* [Task requirements]: Output the records. Match them exactly.

* [Data rows]:
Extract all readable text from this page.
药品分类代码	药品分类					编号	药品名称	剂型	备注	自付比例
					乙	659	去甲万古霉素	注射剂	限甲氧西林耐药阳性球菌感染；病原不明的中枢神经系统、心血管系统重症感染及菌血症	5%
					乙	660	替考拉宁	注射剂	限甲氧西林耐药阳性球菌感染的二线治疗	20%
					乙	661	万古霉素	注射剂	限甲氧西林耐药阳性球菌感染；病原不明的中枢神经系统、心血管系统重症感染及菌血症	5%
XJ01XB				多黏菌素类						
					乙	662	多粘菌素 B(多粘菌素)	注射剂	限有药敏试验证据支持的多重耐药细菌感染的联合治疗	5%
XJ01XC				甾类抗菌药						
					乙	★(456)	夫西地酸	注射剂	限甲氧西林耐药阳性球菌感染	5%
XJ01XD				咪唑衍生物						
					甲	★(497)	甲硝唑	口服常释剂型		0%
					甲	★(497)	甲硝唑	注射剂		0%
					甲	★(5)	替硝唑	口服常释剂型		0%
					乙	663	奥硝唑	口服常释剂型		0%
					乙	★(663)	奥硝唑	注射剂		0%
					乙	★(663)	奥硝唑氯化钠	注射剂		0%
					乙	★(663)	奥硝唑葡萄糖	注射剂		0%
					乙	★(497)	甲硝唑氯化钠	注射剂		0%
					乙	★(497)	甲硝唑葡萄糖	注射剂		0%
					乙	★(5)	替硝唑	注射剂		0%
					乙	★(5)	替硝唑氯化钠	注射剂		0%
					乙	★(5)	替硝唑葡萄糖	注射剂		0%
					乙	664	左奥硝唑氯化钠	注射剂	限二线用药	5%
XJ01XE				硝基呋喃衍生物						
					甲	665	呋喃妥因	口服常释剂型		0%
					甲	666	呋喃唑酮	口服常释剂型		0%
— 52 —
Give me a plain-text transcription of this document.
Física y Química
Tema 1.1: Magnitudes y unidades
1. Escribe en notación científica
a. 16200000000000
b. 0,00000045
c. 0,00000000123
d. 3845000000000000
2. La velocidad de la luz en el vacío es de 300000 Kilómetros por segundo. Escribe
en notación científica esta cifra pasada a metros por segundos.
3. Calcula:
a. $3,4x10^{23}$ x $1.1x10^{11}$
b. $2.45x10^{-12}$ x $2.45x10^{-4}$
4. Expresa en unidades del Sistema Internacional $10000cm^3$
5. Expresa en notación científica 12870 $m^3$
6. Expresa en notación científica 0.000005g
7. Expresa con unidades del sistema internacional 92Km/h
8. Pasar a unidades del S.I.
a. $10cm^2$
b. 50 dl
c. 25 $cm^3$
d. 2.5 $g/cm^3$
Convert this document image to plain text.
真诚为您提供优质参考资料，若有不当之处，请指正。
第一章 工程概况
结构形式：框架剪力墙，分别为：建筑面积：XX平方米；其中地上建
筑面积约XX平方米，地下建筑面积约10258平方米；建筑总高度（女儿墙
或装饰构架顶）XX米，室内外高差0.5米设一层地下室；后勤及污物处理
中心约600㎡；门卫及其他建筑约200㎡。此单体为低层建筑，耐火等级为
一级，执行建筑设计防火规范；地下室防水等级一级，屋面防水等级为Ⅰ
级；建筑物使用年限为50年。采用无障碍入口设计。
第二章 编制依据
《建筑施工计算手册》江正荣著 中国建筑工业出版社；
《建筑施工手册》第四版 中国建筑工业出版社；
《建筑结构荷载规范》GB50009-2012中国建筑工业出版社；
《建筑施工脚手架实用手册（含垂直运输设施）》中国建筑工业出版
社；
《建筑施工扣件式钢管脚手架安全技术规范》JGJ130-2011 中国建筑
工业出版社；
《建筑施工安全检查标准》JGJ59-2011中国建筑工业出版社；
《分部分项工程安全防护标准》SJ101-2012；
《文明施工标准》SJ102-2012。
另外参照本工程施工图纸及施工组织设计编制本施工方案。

* [Written reply]:
Extract all readable text from this page.
药品分类代码	药品分类					编号	药品名称	剂型	备注	自付比例
					乙	659	去甲万古霉素	注射剂	限甲氧西林耐药阳性球菌感染；病原不明的中枢神经系统、心血管系统重症感染及菌血症	5%
					乙	660	替考拉宁	注射剂	限甲氧西林耐药阳性球菌感染的二线治疗	20%
					乙	661	万古霉素	注射剂	限甲氧西林耐药阳性球菌感染；病原不明的中枢神经系统、心血管系统重症感染及菌血症	5%
XJ01XB				多黏菌素类						
					乙	662	多粘菌素 B(多粘菌素)	注射剂	限有药敏试验证据支持的多重耐药细菌感染的联合治疗	5%
XJ01XC				甾类抗菌药						
					乙	★(456)	夫西地酸	注射剂	限甲氧西林耐药阳性球菌感染	5%
XJ01XD				咪唑衍生物						
					甲	★(497)	甲硝唑	口服常释剂型		0%
					甲	★(497)	甲硝唑	注射剂		0%
					甲	★(5)	替硝唑	口服常释剂型		0%
					乙	663	奥硝唑	口服常释剂型		0%
					乙	★(663)	奥硝唑	注射剂		0%
					乙	★(663)	奥硝唑氯化钠	注射剂		0%
					乙	★(663)	奥硝唑葡萄糖	注射剂		0%
					乙	★(497)	甲硝唑氯化钠	注射剂		0%
					乙	★(497)	甲硝唑葡萄糖	注射剂		0%
					乙	★(5)	替硝唑	注射剂		0%
					乙	★(5)	替硝唑氯化钠	注射剂		0%
					乙	★(5)	替硝唑葡萄糖	注射剂		0%
					乙	664	左奥硝唑氯化钠	注射剂	限二线用药	5%
XJ01XE				硝基呋喃衍生物						
					甲	665	呋喃妥因	口服常释剂型		0%
					甲	666	呋喃唑酮	口服常释剂型		0%
— 52 —
Give me a plain-text transcription of this document.
Física y Química
Tema 1.1: Magnitudes y unidades
1. Escribe en notación científica
a. 16200000000000
b. 0,00000045
c. 0,00000000123
d. 3845000000000000
2. La velocidad de la luz en el vacío es de 300000 Kilómetros por segundo. Escribe
en notación científica esta cifra pasada a metros por segundos.
3. Calcula:
a. $3,4x10^{23}$ x $1.1x10^{11}$
b. $2.45x10^{-12}$ x $2.45x10^{-4}$
4. Expresa en unidades del Sistema Internacional $10000cm^3$
5. Expresa en notación científica 12870 $m^3$
6. Expresa en notación científica 0.000005g
7. Expresa con unidades del sistema internacional 92Km/h
8. Pasar a unidades del S.I.
a. $10cm^2$
b. 50 dl
c. 25 $cm^3$
d. 2.5 $g/cm^3$
Convert this document image to plain text.
真诚为您提供优质参考资料，若有不当之处，请指正。
第一章 工程概况
结构形式：框架剪力墙，分别为：建筑面积：XX平方米；其中地上建
筑面积约XX平方米，地下建筑面积约10258平方米；建筑总高度（女儿墙
或装饰构架顶）XX米，室内外高差0.5米设一层地下室；后勤及污物处理
中心约600㎡；门卫及其他建筑约200㎡。此单体为低层建筑，耐火等级为
一级，执行建筑设计防火规范；地下室防水等级一级，屋面防水等级为Ⅰ
级；建筑物使用年限为50年。采用无障碍入口设计。
第二章 编制依据
《建筑施工计算手册》江正荣著 中国建筑工业出版社；
《建筑施工手册》第四版 中国建筑工业出版社；
《建筑结构荷载规范》GB50009-2012中国建筑工业出版社；
《建筑施工脚手架实用手册（含垂直运输设施）》中国建筑工业出版
社；
《建筑施工扣件式钢管脚手架安全技术规范》JGJ130-2011 中国建筑
工业出版社；
《建筑施工安全检查标准》JGJ59-2011中国建筑工业出版社；
《分部分项工程安全防护标准》SJ101-2012；
《文明施工标准》SJ102-2012。
另外参照本工程施工图纸及施工组织设计编制本施工方案。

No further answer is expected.